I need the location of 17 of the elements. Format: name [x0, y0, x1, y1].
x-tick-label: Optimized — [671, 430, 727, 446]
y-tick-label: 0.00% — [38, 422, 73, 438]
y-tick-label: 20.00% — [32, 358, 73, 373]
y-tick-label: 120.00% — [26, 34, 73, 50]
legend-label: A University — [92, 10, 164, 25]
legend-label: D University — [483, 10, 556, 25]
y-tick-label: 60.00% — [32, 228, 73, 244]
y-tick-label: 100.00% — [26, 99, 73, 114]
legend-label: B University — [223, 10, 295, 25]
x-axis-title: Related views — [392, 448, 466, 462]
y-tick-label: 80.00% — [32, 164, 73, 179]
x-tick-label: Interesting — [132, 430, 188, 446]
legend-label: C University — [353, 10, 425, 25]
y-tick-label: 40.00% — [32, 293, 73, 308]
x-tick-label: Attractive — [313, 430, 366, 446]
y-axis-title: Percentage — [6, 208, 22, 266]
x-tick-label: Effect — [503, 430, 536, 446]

==================================================

◆ WHAT YOU HAVE TO DO ◆
Repeat all of the records above verbatim.

◆ RESPONSE ◆
I need the location of 17 of the elements. Format: name [x0, y0, x1, y1].
x-tick-label: Optimized — [671, 430, 727, 446]
y-tick-label: 0.00% — [38, 422, 73, 438]
y-tick-label: 20.00% — [32, 358, 73, 373]
y-tick-label: 120.00% — [26, 34, 73, 50]
legend-label: A University — [92, 10, 164, 25]
legend-label: D University — [483, 10, 556, 25]
y-tick-label: 60.00% — [32, 228, 73, 244]
y-tick-label: 100.00% — [26, 99, 73, 114]
legend-label: B University — [223, 10, 295, 25]
x-axis-title: Related views — [392, 448, 466, 462]
y-tick-label: 80.00% — [32, 164, 73, 179]
x-tick-label: Interesting — [132, 430, 188, 446]
legend-label: C University — [353, 10, 425, 25]
y-tick-label: 40.00% — [32, 293, 73, 308]
x-tick-label: Attractive — [313, 430, 366, 446]
y-axis-title: Percentage — [6, 208, 22, 266]
x-tick-label: Effect — [503, 430, 536, 446]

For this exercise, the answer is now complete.